══ STORED DATA ══

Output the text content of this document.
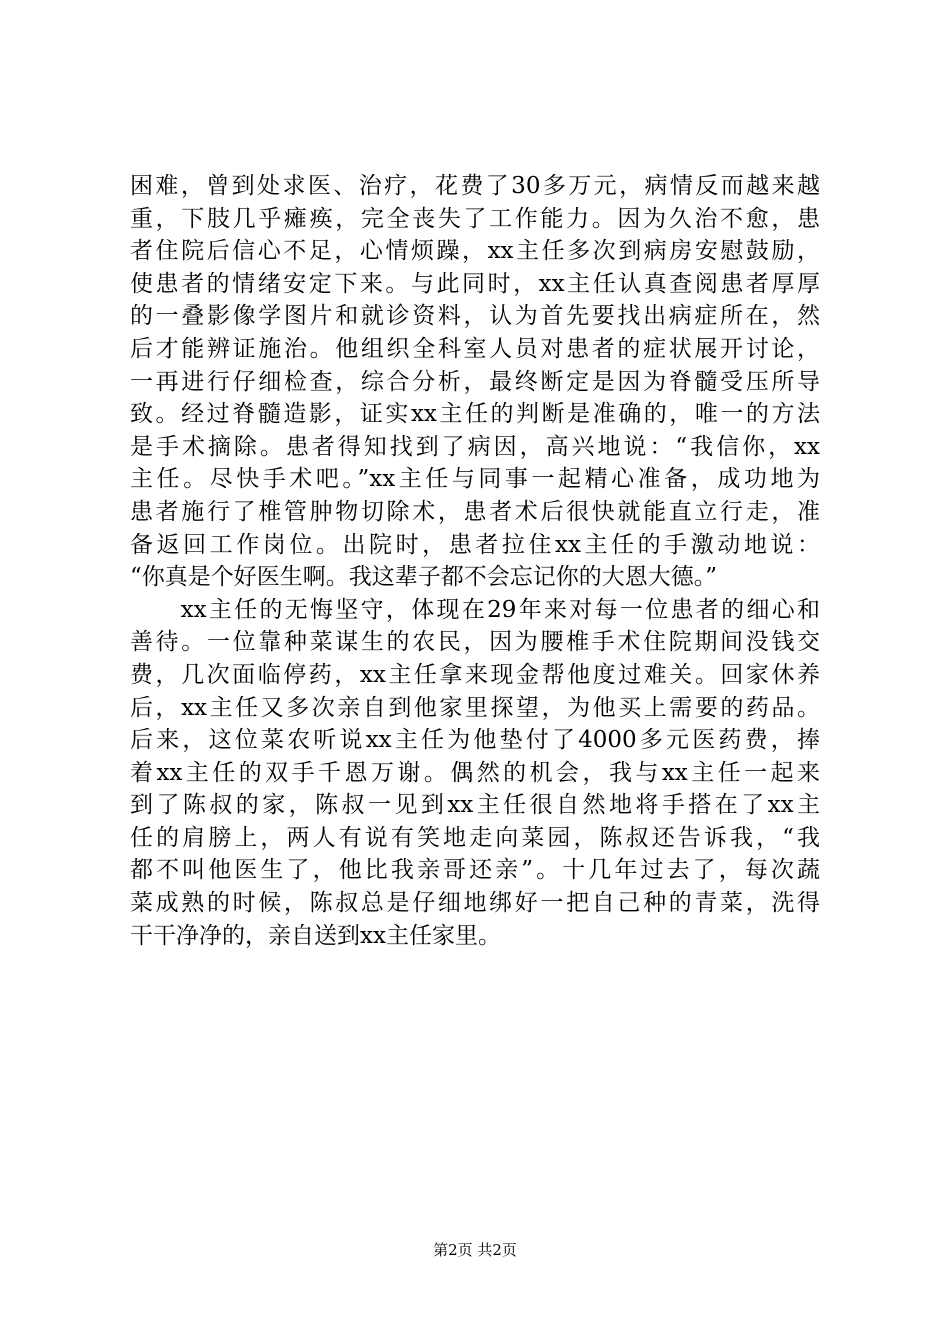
困难，曾到处求医、治疗，花费了30多万元，病情反而越来越
重，下肢几乎瘫痪，完全丧失了工作能力。因为久治不愈，患
者住院后信心不足，心情烦躁，xx主任多次到病房安慰鼓励，
使患者的情绪安定下来。与此同时，xx主任认真查阅患者厚厚
的一叠影像学图片和就诊资料，认为首先要找出病症所在，然
后才能辨证施治。他组织全科室人员对患者的症状展开讨论，
一再进行仔细检查，综合分析，最终断定是因为脊髓受压所导
致。经过脊髓造影，证实xx主任的判断是准确的，唯一的方法
是手术摘除。患者得知找到了病因，高兴地说：“我信你，xx
主任。尽快手术吧。”xx主任与同事一起精心准备，成功地为
患者施行了椎管肿物切除术，患者术后很快就能直立行走，准
备返回工作岗位。出院时，患者拉住xx主任的手激动地说：
“你真是个好医生啊。我这辈子都不会忘记你的大恩大德。”
　　xx主任的无悔坚守，体现在29年来对每一位患者的细心和
善待。一位靠种菜谋生的农民，因为腰椎手术住院期间没钱交
费，几次面临停药，xx主任拿来现金帮他度过难关。回家休养
后，xx主任又多次亲自到他家里探望，为他买上需要的药品。
后来，这位菜农听说xx主任为他垫付了4000多元医药费，捧
着xx主任的双手千恩万谢。偶然的机会，我与xx主任一起来
到了陈叔的家，陈叔一见到xx主任很自然地将手搭在了xx主
任的肩膀上，两人有说有笑地走向菜园，陈叔还告诉我，“我
都不叫他医生了，他比我亲哥还亲”。十几年过去了，每次蔬
菜成熟的时候，陈叔总是仔细地绑好一把自己种的青菜，洗得
干干净净的，亲自送到xx主任家里。
第2页 共2页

═══

EXERCISE INSTRUCTIONS
Transcribe every entry word for word, but skip the pictures.

FINAL RESULT
Output the text content of this document.
困难，曾到处求医、治疗，花费了30多万元，病情反而越来越
重，下肢几乎瘫痪，完全丧失了工作能力。因为久治不愈，患
者住院后信心不足，心情烦躁，xx主任多次到病房安慰鼓励，
使患者的情绪安定下来。与此同时，xx主任认真查阅患者厚厚
的一叠影像学图片和就诊资料，认为首先要找出病症所在，然
后才能辨证施治。他组织全科室人员对患者的症状展开讨论，
一再进行仔细检查，综合分析，最终断定是因为脊髓受压所导
致。经过脊髓造影，证实xx主任的判断是准确的，唯一的方法
是手术摘除。患者得知找到了病因，高兴地说：“我信你，xx
主任。尽快手术吧。”xx主任与同事一起精心准备，成功地为
患者施行了椎管肿物切除术，患者术后很快就能直立行走，准
备返回工作岗位。出院时，患者拉住xx主任的手激动地说：
“你真是个好医生啊。我这辈子都不会忘记你的大恩大德。”
　　xx主任的无悔坚守，体现在29年来对每一位患者的细心和
善待。一位靠种菜谋生的农民，因为腰椎手术住院期间没钱交
费，几次面临停药，xx主任拿来现金帮他度过难关。回家休养
后，xx主任又多次亲自到他家里探望，为他买上需要的药品。
后来，这位菜农听说xx主任为他垫付了4000多元医药费，捧
着xx主任的双手千恩万谢。偶然的机会，我与xx主任一起来
到了陈叔的家，陈叔一见到xx主任很自然地将手搭在了xx主
任的肩膀上，两人有说有笑地走向菜园，陈叔还告诉我，“我
都不叫他医生了，他比我亲哥还亲”。十几年过去了，每次蔬
菜成熟的时候，陈叔总是仔细地绑好一把自己种的青菜，洗得
干干净净的，亲自送到xx主任家里。
第2页 共2页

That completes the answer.